*Work to do*: Reproduce the listing below word for word, leaving out the pictures.

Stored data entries
_____
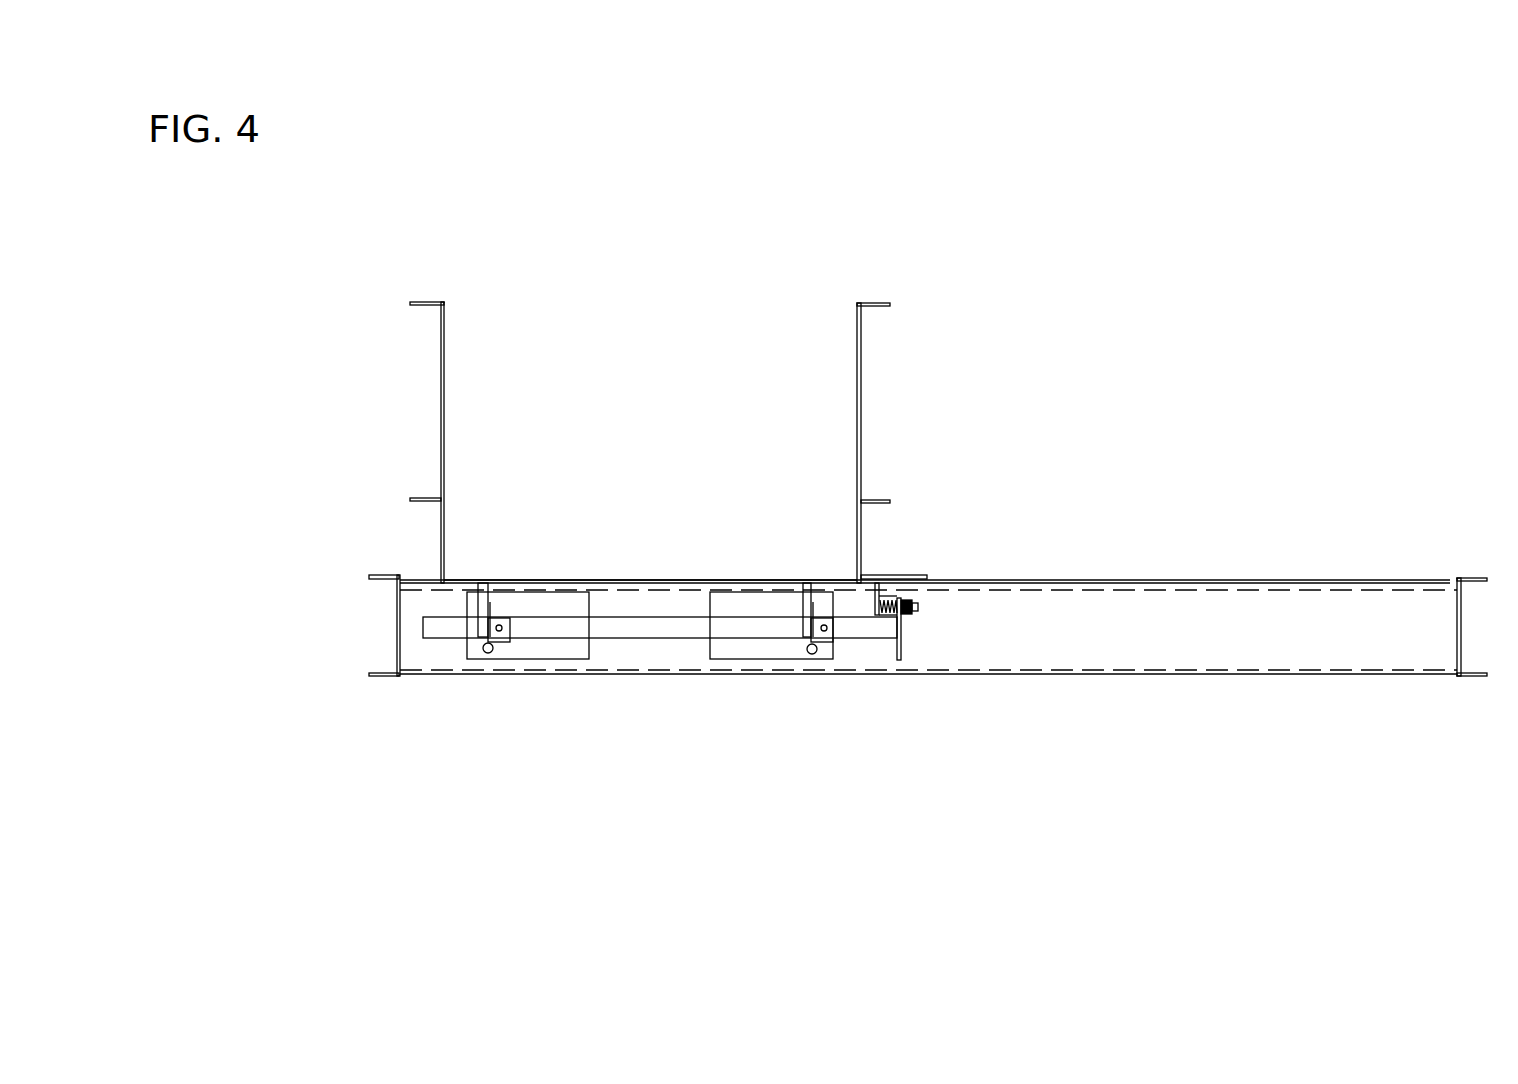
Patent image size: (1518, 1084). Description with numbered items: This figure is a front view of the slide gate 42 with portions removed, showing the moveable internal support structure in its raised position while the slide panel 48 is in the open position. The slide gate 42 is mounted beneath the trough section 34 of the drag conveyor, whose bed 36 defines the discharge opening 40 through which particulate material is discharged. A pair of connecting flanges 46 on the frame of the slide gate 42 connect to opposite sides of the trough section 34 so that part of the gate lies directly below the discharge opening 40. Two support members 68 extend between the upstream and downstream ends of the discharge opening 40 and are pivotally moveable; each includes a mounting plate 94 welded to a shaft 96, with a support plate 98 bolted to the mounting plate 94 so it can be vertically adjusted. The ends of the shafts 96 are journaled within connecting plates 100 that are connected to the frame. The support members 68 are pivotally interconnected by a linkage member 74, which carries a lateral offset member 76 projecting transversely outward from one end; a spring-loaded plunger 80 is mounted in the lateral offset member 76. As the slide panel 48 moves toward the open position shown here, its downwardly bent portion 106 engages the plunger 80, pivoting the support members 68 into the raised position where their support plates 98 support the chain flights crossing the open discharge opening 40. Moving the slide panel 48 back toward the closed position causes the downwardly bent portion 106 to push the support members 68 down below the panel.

The trough section 34 is at (861, 405).
The bed 36 is at (624, 582).
The discharge opening 40 is at (639, 410).
The slide gate 42 is at (1222, 437).
The connecting flanges 46 is at (423, 498).
The slide panel 48 is at (1140, 582).
The support members 68 is at (478, 582).
The linkage member 74 is at (640, 640).
The lateral offset member 76 is at (903, 655).
The plunger 80 is at (893, 596).
The mounting plates 94 is at (500, 618).
The shafts 96 is at (486, 655).
The support plates 98 is at (482, 603).
The connecting plates 100 is at (540, 658).
The downwardly bent portion 106 is at (872, 592).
_____
*Reply to the task*:
Patent image size: (1518, 1084). Description with numbered items: This figure is a front view of the slide gate 42 with portions removed, showing the moveable internal support structure in its raised position while the slide panel 48 is in the open position. The slide gate 42 is mounted beneath the trough section 34 of the drag conveyor, whose bed 36 defines the discharge opening 40 through which particulate material is discharged. A pair of connecting flanges 46 on the frame of the slide gate 42 connect to opposite sides of the trough section 34 so that part of the gate lies directly below the discharge opening 40. Two support members 68 extend between the upstream and downstream ends of the discharge opening 40 and are pivotally moveable; each includes a mounting plate 94 welded to a shaft 96, with a support plate 98 bolted to the mounting plate 94 so it can be vertically adjusted. The ends of the shafts 96 are journaled within connecting plates 100 that are connected to the frame. The support members 68 are pivotally interconnected by a linkage member 74, which carries a lateral offset member 76 projecting transversely outward from one end; a spring-loaded plunger 80 is mounted in the lateral offset member 76. As the slide panel 48 moves toward the open position shown here, its downwardly bent portion 106 engages the plunger 80, pivoting the support members 68 into the raised position where their support plates 98 support the chain flights crossing the open discharge opening 40. Moving the slide panel 48 back toward the closed position causes the downwardly bent portion 106 to push the support members 68 down below the panel.

The trough section 34 is at (861, 405).
The bed 36 is at (624, 582).
The discharge opening 40 is at (639, 410).
The slide gate 42 is at (1222, 437).
The connecting flanges 46 is at (423, 498).
The slide panel 48 is at (1140, 582).
The support members 68 is at (478, 582).
The linkage member 74 is at (640, 640).
The lateral offset member 76 is at (903, 655).
The plunger 80 is at (893, 596).
The mounting plates 94 is at (500, 618).
The shafts 96 is at (486, 655).
The support plates 98 is at (482, 603).
The connecting plates 100 is at (540, 658).
The downwardly bent portion 106 is at (872, 592).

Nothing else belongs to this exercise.